Data records:
* begin *

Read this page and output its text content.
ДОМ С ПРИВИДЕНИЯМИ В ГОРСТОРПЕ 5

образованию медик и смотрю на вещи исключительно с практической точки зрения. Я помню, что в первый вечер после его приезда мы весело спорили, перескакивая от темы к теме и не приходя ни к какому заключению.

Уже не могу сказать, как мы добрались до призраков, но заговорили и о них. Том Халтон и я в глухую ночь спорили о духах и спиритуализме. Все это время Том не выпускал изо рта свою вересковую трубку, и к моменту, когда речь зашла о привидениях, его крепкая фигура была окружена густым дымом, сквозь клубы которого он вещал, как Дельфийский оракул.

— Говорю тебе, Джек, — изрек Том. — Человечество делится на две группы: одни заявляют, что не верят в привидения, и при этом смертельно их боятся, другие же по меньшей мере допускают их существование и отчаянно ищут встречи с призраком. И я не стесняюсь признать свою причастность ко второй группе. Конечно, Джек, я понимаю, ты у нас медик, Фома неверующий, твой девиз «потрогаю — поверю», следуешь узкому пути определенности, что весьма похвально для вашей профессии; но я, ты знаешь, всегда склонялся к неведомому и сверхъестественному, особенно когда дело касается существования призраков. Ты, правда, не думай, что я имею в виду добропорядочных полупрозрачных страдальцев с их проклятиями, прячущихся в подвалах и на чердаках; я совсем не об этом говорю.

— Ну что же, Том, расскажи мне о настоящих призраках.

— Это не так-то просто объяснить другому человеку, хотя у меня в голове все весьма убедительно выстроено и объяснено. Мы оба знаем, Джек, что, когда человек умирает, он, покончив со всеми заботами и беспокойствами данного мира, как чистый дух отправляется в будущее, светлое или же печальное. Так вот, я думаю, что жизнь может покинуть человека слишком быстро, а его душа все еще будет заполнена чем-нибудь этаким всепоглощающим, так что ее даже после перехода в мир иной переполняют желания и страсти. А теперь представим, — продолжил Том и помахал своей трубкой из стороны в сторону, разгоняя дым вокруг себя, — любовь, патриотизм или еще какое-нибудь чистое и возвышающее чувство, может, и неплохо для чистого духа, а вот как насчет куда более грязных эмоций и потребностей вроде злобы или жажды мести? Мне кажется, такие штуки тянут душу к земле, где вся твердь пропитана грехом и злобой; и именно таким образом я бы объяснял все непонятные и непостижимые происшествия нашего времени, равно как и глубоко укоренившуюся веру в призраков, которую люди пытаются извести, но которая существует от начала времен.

* end *

WHAT THE EXERCISE ASKS: Retype all the material above precisely, with no line left out.

OUTPUT FOR THIS EXERCISE:
Read this page and output its text content.
ДОМ С ПРИВИДЕНИЯМИ В ГОРСТОРПЕ 5

образованию медик и смотрю на вещи исключительно с практической точки зрения. Я помню, что в первый вечер после его приезда мы весело спорили, перескакивая от темы к теме и не приходя ни к какому заключению.

Уже не могу сказать, как мы добрались до призраков, но заговорили и о них. Том Халтон и я в глухую ночь спорили о духах и спиритуализме. Все это время Том не выпускал изо рта свою вересковую трубку, и к моменту, когда речь зашла о привидениях, его крепкая фигура была окружена густым дымом, сквозь клубы которого он вещал, как Дельфийский оракул.

— Говорю тебе, Джек, — изрек Том. — Человечество делится на две группы: одни заявляют, что не верят в привидения, и при этом смертельно их боятся, другие же по меньшей мере допускают их существование и отчаянно ищут встречи с призраком. И я не стесняюсь признать свою причастность ко второй группе. Конечно, Джек, я понимаю, ты у нас медик, Фома неверующий, твой девиз «потрогаю — поверю», следуешь узкому пути определенности, что весьма похвально для вашей профессии; но я, ты знаешь, всегда склонялся к неведомому и сверхъестественному, особенно когда дело касается существования призраков. Ты, правда, не думай, что я имею в виду добропорядочных полупрозрачных страдальцев с их проклятиями, прячущихся в подвалах и на чердаках; я совсем не об этом говорю.

— Ну что же, Том, расскажи мне о настоящих призраках.

— Это не так-то просто объяснить другому человеку, хотя у меня в голове все весьма убедительно выстроено и объяснено. Мы оба знаем, Джек, что, когда человек умирает, он, покончив со всеми заботами и беспокойствами данного мира, как чистый дух отправляется в будущее, светлое или же печальное. Так вот, я думаю, что жизнь может покинуть человека слишком быстро, а его душа все еще будет заполнена чем-нибудь этаким всепоглощающим, так что ее даже после перехода в мир иной переполняют желания и страсти. А теперь представим, — продолжил Том и помахал своей трубкой из стороны в сторону, разгоняя дым вокруг себя, — любовь, патриотизм или еще какое-нибудь чистое и возвышающее чувство, может, и неплохо для чистого духа, а вот как насчет куда более грязных эмоций и потребностей вроде злобы или жажды мести? Мне кажется, такие штуки тянут душу к земле, где вся твердь пропитана грехом и злобой; и именно таким образом я бы объяснял все непонятные и непостижимые происшествия нашего времени, равно как и глубоко укоренившуюся веру в призраков, которую люди пытаются извести, но которая существует от начала времен.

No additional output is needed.